All records must be quoted exactly. Omit the pictures.

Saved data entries
* START *

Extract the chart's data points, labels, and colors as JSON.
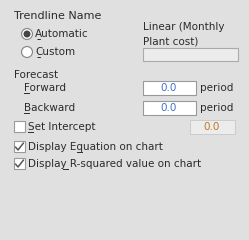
{
  "bg_color": "#e0e0e0",
  "title": "Trendline Name",
  "radio_automatic": "Automatic",
  "radio_custom": "Custom",
  "linear_label": "Linear (Monthly\nPlant cost)",
  "forecast_label": "Forecast",
  "forward_label": "Forward",
  "backward_label": "Backward",
  "forward_value": "0.0",
  "backward_value": "0.0",
  "period_label": "period",
  "set_intercept_label": "Set Intercept",
  "intercept_value": "0.0",
  "display_eq_label": "Display Equation on chart",
  "display_r2_label": "Display R-squared value on chart",
  "text_color": "#2b2b2b",
  "input_bg": "#ffffff",
  "input_border": "#999999",
  "blue_value_color": "#4472c4",
  "orange_value_color": "#c07828"
}
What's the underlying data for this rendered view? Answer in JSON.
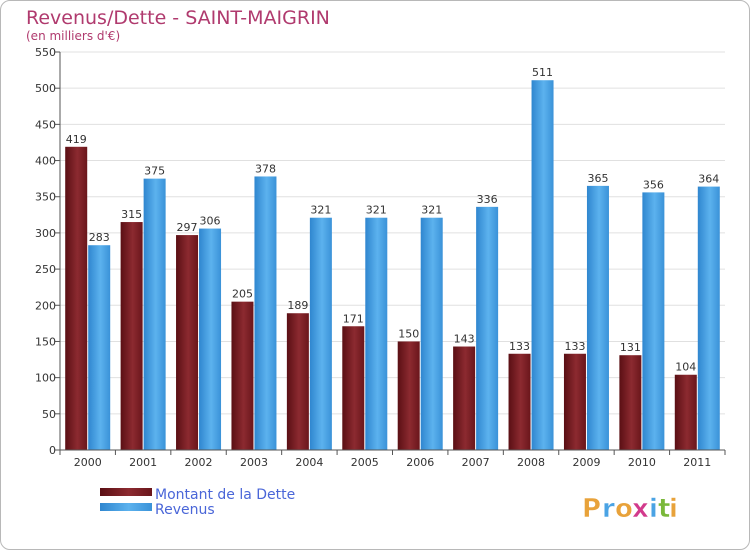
{
  "chart_data": {
    "type": "bar",
    "title": "Revenus/Dette - SAINT-MAIGRIN",
    "subtitle": "(en milliers d'€)",
    "categories": [
      "2000",
      "2001",
      "2002",
      "2003",
      "2004",
      "2005",
      "2006",
      "2007",
      "2008",
      "2009",
      "2010",
      "2011"
    ],
    "series": [
      {
        "name": "Montant de la Dette",
        "values": [
          419,
          315,
          297,
          205,
          189,
          171,
          150,
          143,
          133,
          133,
          131,
          104
        ],
        "color": "#7a1e24"
      },
      {
        "name": "Revenus",
        "values": [
          283,
          375,
          306,
          378,
          321,
          321,
          321,
          336,
          511,
          365,
          356,
          364
        ],
        "color": "#4aa3e4"
      }
    ],
    "yticks": [
      0,
      50,
      100,
      150,
      200,
      250,
      300,
      350,
      400,
      450,
      500,
      550
    ],
    "ylim": [
      0,
      550
    ],
    "grid": true,
    "legend": "bottom-left"
  },
  "logo": {
    "letters": [
      "P",
      "r",
      "o",
      "x",
      "i",
      "t",
      "i"
    ],
    "colors": [
      "#e8a23a",
      "#4aa3e4",
      "#e8a23a",
      "#d23a8c",
      "#4aa3e4",
      "#7ab83a",
      "#e8a23a"
    ]
  }
}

* END *

### Solution for this problem:
Extract the chart's data points, labels, and colors as JSON.
{
  "bg_color": "#e0e0e0",
  "title": "Trendline Name",
  "radio_automatic": "Automatic",
  "radio_custom": "Custom",
  "linear_label": "Linear (Monthly\nPlant cost)",
  "forecast_label": "Forecast",
  "forward_label": "Forward",
  "backward_label": "Backward",
  "forward_value": "0.0",
  "backward_value": "0.0",
  "period_label": "period",
  "set_intercept_label": "Set Intercept",
  "intercept_value": "0.0",
  "display_eq_label": "Display Equation on chart",
  "display_r2_label": "Display R-squared value on chart",
  "text_color": "#2b2b2b",
  "input_bg": "#ffffff",
  "input_border": "#999999",
  "blue_value_color": "#4472c4",
  "orange_value_color": "#c07828"
}
What's the underlying data for this rendered view? Answer in JSON.
{
  "chart_data": {
    "type": "bar",
    "title": "Revenus/Dette - SAINT-MAIGRIN",
    "subtitle": "(en milliers d'€)",
    "categories": [
      "2000",
      "2001",
      "2002",
      "2003",
      "2004",
      "2005",
      "2006",
      "2007",
      "2008",
      "2009",
      "2010",
      "2011"
    ],
    "series": [
      {
        "name": "Montant de la Dette",
        "values": [
          419,
          315,
          297,
          205,
          189,
          171,
          150,
          143,
          133,
          133,
          131,
          104
        ],
        "color": "#7a1e24"
      },
      {
        "name": "Revenus",
        "values": [
          283,
          375,
          306,
          378,
          321,
          321,
          321,
          336,
          511,
          365,
          356,
          364
        ],
        "color": "#4aa3e4"
      }
    ],
    "yticks": [
      0,
      50,
      100,
      150,
      200,
      250,
      300,
      350,
      400,
      450,
      500,
      550
    ],
    "ylim": [
      0,
      550
    ],
    "grid": true,
    "legend": "bottom-left"
  },
  "logo": {
    "letters": [
      "P",
      "r",
      "o",
      "x",
      "i",
      "t",
      "i"
    ],
    "colors": [
      "#e8a23a",
      "#4aa3e4",
      "#e8a23a",
      "#d23a8c",
      "#4aa3e4",
      "#7ab83a",
      "#e8a23a"
    ]
  }
}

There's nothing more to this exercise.